Task requirements ::
Using the entries that follow, collect the lines where the word "icon" appears.
[START Stored data]
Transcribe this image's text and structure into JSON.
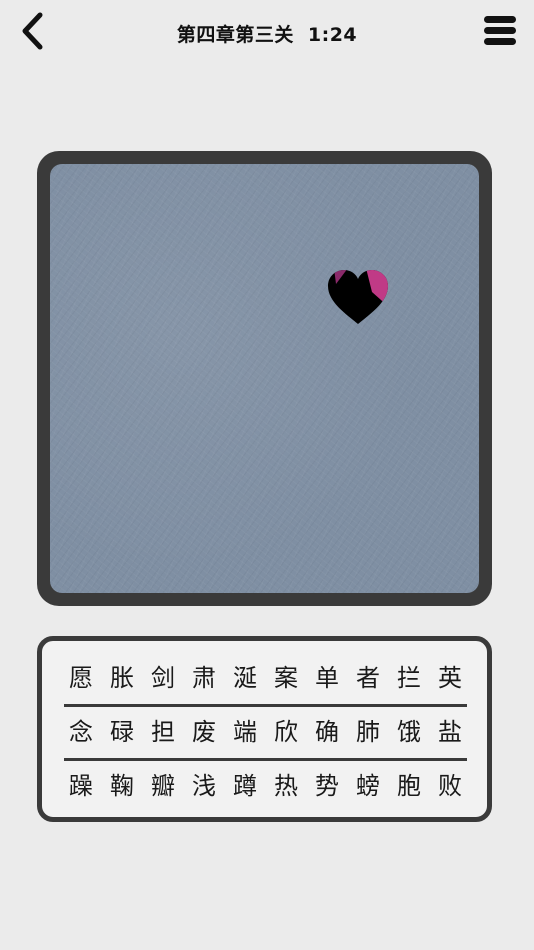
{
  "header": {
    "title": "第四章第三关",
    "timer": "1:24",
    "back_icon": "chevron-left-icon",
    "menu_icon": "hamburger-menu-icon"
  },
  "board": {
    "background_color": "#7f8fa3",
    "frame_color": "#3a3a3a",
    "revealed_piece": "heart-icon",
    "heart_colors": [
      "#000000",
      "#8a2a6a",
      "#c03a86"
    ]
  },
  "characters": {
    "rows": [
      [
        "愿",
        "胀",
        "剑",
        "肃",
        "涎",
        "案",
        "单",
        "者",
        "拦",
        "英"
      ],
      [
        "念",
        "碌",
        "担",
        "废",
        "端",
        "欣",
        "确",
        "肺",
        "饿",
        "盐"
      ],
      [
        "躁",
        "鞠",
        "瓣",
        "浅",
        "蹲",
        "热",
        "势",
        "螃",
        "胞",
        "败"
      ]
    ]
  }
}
[END Stored data]
Result for this task ::
    "back_icon": "chevron-left-icon",
    "menu_icon": "hamburger-menu-icon"
    "revealed_piece": "heart-icon",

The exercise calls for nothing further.